[Document layout detection data]
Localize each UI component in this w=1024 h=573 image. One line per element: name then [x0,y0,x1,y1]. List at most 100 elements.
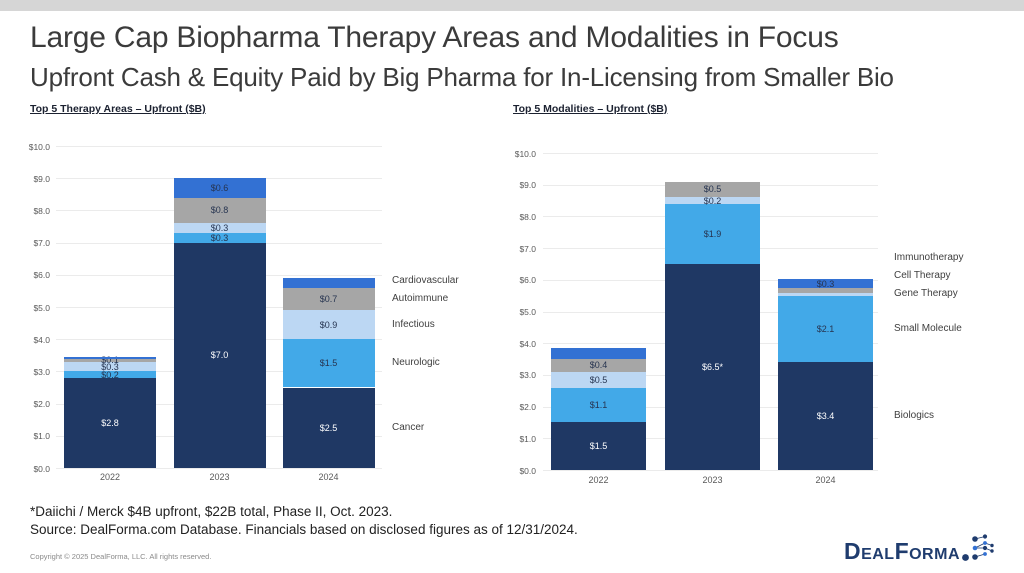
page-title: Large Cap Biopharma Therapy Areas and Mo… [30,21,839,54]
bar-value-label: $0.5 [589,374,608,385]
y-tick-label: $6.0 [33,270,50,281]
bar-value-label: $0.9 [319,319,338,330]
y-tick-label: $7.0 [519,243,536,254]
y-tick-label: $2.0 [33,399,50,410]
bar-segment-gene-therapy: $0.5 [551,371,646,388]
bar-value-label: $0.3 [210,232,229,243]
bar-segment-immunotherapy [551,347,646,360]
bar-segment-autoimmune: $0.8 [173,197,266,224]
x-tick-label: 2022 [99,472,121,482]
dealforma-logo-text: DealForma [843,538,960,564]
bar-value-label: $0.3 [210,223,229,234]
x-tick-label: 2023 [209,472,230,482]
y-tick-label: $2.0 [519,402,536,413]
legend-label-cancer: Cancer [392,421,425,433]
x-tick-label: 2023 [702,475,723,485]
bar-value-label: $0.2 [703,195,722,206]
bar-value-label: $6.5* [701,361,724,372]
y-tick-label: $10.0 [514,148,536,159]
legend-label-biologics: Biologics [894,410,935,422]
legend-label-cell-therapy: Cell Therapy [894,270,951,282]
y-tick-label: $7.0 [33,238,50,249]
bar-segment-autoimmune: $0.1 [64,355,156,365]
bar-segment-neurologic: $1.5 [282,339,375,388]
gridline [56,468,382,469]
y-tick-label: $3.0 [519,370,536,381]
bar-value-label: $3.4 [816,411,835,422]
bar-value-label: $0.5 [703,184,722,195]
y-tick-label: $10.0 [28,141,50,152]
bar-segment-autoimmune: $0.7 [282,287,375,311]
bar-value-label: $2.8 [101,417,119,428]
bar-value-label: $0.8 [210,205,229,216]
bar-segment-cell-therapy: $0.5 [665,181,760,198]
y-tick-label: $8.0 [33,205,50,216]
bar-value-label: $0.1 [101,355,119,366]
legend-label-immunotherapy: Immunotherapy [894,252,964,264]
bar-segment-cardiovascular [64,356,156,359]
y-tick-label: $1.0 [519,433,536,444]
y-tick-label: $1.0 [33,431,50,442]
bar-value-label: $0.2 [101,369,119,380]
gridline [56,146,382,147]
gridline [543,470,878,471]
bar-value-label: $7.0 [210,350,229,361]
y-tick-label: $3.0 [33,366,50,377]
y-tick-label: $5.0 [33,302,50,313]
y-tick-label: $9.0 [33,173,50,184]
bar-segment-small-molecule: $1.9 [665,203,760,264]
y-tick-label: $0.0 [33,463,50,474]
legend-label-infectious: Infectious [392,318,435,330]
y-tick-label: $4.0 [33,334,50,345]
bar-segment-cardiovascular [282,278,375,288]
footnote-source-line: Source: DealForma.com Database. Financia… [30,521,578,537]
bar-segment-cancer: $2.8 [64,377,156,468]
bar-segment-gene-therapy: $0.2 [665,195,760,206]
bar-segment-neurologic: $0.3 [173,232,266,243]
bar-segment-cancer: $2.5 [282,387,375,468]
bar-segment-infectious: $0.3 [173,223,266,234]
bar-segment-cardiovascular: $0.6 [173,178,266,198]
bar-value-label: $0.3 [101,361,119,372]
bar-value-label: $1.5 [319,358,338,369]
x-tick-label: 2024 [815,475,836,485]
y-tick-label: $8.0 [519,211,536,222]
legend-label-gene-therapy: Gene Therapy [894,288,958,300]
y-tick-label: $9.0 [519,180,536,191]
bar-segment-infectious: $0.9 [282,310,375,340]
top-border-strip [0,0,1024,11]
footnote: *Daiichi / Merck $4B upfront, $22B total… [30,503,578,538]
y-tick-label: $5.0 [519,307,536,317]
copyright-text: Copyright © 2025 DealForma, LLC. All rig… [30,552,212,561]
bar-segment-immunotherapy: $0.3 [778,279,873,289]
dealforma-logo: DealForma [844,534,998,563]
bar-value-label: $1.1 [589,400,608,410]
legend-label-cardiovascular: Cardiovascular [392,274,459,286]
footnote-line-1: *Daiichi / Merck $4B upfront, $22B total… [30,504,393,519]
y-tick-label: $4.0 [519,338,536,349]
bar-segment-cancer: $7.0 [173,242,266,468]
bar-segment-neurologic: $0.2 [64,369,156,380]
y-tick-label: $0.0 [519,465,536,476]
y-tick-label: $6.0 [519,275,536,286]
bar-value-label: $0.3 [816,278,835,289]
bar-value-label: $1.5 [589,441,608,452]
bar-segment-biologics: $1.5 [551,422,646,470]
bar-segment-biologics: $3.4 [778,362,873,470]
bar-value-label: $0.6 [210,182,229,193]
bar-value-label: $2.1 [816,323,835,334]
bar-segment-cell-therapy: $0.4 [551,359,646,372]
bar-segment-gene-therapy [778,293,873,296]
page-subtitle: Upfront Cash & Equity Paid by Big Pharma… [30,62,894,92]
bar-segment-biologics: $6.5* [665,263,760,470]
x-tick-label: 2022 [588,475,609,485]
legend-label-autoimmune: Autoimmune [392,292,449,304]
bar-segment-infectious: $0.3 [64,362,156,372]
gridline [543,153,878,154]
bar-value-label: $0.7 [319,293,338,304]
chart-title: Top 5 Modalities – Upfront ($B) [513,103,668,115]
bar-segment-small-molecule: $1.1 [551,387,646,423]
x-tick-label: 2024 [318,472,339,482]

[ASSIGNED TASK] From the first line to the last, retype the data exactly, without images.

[SOLVED PROBLEM]
Localize each UI component in this w=1024 h=573 image. One line per element: name then [x0,y0,x1,y1]. List at most 100 elements.
page-title: Large Cap Biopharma Therapy Areas and Mo… [30,21,839,54]
bar-value-label: $0.5 [589,374,608,385]
y-tick-label: $6.0 [33,270,50,281]
bar-value-label: $0.9 [319,319,338,330]
y-tick-label: $7.0 [519,243,536,254]
y-tick-label: $2.0 [33,399,50,410]
bar-segment-gene-therapy: $0.5 [551,371,646,388]
bar-value-label: $0.3 [210,232,229,243]
bar-segment-immunotherapy [551,347,646,360]
bar-segment-autoimmune: $0.8 [173,197,266,224]
x-tick-label: 2022 [99,472,121,482]
dealforma-logo-text: DealForma [843,538,960,564]
bar-value-label: $0.3 [210,223,229,234]
x-tick-label: 2023 [209,472,230,482]
y-tick-label: $2.0 [519,402,536,413]
legend-label-cancer: Cancer [392,421,425,433]
x-tick-label: 2023 [702,475,723,485]
bar-value-label: $0.2 [703,195,722,206]
bar-value-label: $6.5* [701,361,724,372]
y-tick-label: $10.0 [514,148,536,159]
legend-label-biologics: Biologics [894,410,935,422]
legend-label-cell-therapy: Cell Therapy [894,270,951,282]
y-tick-label: $7.0 [33,238,50,249]
bar-segment-autoimmune: $0.1 [64,355,156,365]
bar-segment-neurologic: $1.5 [282,339,375,388]
gridline [56,468,382,469]
y-tick-label: $3.0 [519,370,536,381]
bar-value-label: $3.4 [816,411,835,422]
bar-value-label: $0.5 [703,184,722,195]
y-tick-label: $10.0 [28,141,50,152]
bar-segment-autoimmune: $0.7 [282,287,375,311]
bar-value-label: $2.8 [101,417,119,428]
bar-value-label: $0.8 [210,205,229,216]
bar-segment-cell-therapy: $0.5 [665,181,760,198]
y-tick-label: $8.0 [33,205,50,216]
bar-value-label: $0.1 [101,355,119,366]
legend-label-immunotherapy: Immunotherapy [894,252,964,264]
bar-segment-cardiovascular [64,356,156,359]
y-tick-label: $1.0 [519,433,536,444]
y-tick-label: $1.0 [33,431,50,442]
bar-value-label: $0.2 [101,369,119,380]
gridline [56,146,382,147]
gridline [543,470,878,471]
bar-value-label: $7.0 [210,350,229,361]
y-tick-label: $3.0 [33,366,50,377]
y-tick-label: $5.0 [33,302,50,313]
y-tick-label: $9.0 [33,173,50,184]
bar-segment-small-molecule: $1.9 [665,203,760,264]
y-tick-label: $0.0 [33,463,50,474]
legend-label-infectious: Infectious [392,318,435,330]
y-tick-label: $4.0 [33,334,50,345]
bar-segment-cardiovascular [282,278,375,288]
footnote-source-line: Source: DealForma.com Database. Financia… [30,521,578,537]
bar-segment-cancer: $2.8 [64,377,156,468]
bar-segment-gene-therapy: $0.2 [665,195,760,206]
bar-segment-neurologic: $0.3 [173,232,266,243]
bar-segment-cancer: $2.5 [282,387,375,468]
bar-segment-infectious: $0.3 [173,223,266,234]
bar-segment-cardiovascular: $0.6 [173,178,266,198]
bar-value-label: $0.3 [101,361,119,372]
bar-value-label: $1.5 [319,358,338,369]
x-tick-label: 2024 [815,475,836,485]
y-tick-label: $8.0 [519,211,536,222]
legend-label-gene-therapy: Gene Therapy [894,288,958,300]
y-tick-label: $9.0 [519,180,536,191]
bar-segment-infectious: $0.9 [282,310,375,340]
top-border-strip [0,0,1024,11]
footnote: *Daiichi / Merck $4B upfront, $22B total… [30,503,578,538]
y-tick-label: $5.0 [519,307,536,317]
copyright-text: Copyright © 2025 DealForma, LLC. All rig… [30,552,212,561]
bar-segment-immunotherapy: $0.3 [778,279,873,289]
dealforma-logo: DealForma [844,534,998,563]
bar-value-label: $1.1 [589,400,608,410]
legend-label-cardiovascular: Cardiovascular [392,274,459,286]
footnote-line-1: *Daiichi / Merck $4B upfront, $22B total… [30,504,393,519]
y-tick-label: $4.0 [519,338,536,349]
bar-segment-cancer: $7.0 [173,242,266,468]
bar-segment-neurologic: $0.2 [64,369,156,380]
y-tick-label: $0.0 [519,465,536,476]
y-tick-label: $6.0 [519,275,536,286]
bar-value-label: $0.3 [816,278,835,289]
bar-value-label: $1.5 [589,441,608,452]
bar-segment-biologics: $1.5 [551,422,646,470]
bar-segment-biologics: $3.4 [778,362,873,470]
bar-value-label: $0.6 [210,182,229,193]
bar-value-label: $2.1 [816,323,835,334]
bar-segment-cell-therapy: $0.4 [551,359,646,372]
bar-segment-gene-therapy [778,293,873,296]
page-subtitle: Upfront Cash & Equity Paid by Big Pharma… [30,62,894,92]
bar-segment-biologics: $6.5* [665,263,760,470]
x-tick-label: 2022 [588,475,609,485]
legend-label-autoimmune: Autoimmune [392,292,449,304]
bar-segment-infectious: $0.3 [64,362,156,372]
gridline [543,153,878,154]
bar-value-label: $0.7 [319,293,338,304]
chart-title: Top 5 Modalities – Upfront ($B) [513,103,668,115]
bar-segment-small-molecule: $1.1 [551,387,646,423]
x-tick-label: 2024 [318,472,339,482]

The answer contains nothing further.